▸ Exercise objective
Check every line below for the word "source" and give only the number of lines where it appears.

▸ Entries from a visual dataset
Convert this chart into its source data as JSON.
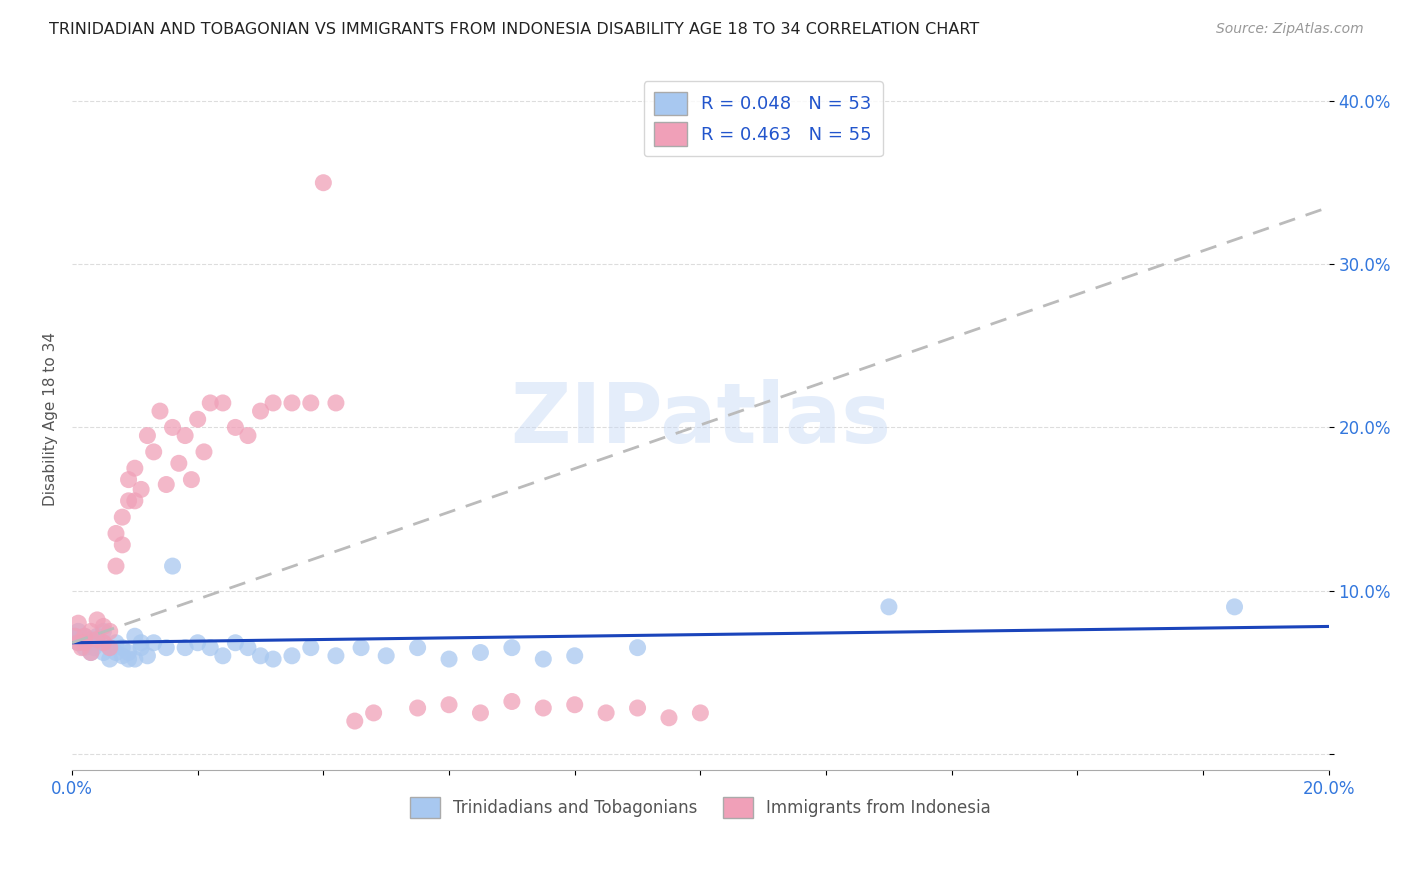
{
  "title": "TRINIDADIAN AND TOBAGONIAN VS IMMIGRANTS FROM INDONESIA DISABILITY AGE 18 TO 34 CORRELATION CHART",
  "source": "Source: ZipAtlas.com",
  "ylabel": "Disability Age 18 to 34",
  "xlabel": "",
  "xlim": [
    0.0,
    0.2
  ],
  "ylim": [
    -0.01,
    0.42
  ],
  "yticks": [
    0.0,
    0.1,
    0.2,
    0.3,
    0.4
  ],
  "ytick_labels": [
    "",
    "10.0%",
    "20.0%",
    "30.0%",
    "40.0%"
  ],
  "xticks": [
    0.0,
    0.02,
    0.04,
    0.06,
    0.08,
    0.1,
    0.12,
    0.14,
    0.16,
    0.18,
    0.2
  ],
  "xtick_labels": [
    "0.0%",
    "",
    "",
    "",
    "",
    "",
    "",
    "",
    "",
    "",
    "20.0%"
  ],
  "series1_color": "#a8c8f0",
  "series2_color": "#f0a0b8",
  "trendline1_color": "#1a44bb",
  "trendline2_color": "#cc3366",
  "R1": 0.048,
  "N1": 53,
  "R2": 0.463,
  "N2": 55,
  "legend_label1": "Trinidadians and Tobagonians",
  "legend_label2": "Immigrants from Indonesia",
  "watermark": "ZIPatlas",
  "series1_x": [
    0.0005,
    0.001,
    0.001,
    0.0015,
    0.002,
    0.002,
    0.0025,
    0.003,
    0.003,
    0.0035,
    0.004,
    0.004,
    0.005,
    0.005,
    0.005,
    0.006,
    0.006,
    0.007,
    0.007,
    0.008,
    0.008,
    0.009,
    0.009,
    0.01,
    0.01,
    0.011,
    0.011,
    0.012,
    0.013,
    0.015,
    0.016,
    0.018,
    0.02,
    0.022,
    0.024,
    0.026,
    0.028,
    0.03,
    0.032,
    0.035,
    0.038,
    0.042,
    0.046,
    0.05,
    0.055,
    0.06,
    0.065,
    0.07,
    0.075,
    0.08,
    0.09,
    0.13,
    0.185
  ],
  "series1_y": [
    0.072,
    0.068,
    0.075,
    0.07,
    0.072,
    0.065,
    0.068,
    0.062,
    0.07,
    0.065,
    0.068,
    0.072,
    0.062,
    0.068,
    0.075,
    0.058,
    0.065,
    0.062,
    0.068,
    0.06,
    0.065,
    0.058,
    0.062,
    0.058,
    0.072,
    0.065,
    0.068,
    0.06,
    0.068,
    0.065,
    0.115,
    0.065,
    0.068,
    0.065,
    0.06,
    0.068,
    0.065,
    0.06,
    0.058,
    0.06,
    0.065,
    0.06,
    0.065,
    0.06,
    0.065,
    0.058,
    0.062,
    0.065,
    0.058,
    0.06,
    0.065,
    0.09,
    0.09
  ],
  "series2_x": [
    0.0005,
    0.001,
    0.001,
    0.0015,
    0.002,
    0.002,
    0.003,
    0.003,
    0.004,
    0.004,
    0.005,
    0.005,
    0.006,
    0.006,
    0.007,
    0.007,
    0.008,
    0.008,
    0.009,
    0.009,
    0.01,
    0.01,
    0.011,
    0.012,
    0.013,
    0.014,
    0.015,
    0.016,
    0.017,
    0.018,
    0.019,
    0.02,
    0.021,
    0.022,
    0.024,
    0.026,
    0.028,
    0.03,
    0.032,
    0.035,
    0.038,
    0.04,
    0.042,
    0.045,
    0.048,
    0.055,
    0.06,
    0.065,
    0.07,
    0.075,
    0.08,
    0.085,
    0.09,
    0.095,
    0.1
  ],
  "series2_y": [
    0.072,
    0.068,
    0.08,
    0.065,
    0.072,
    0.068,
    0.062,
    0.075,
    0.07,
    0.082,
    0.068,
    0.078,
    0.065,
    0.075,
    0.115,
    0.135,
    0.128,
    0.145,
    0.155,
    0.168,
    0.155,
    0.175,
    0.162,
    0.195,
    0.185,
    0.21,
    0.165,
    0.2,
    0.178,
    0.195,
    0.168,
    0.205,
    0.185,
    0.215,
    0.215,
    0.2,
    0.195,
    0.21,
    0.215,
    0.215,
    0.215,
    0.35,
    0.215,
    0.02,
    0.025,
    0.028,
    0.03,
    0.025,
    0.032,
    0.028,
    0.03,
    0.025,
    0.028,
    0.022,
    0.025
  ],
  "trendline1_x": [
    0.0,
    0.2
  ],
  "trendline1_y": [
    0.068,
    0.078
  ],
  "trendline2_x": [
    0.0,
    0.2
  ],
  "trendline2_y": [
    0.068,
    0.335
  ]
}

▸ Task response
2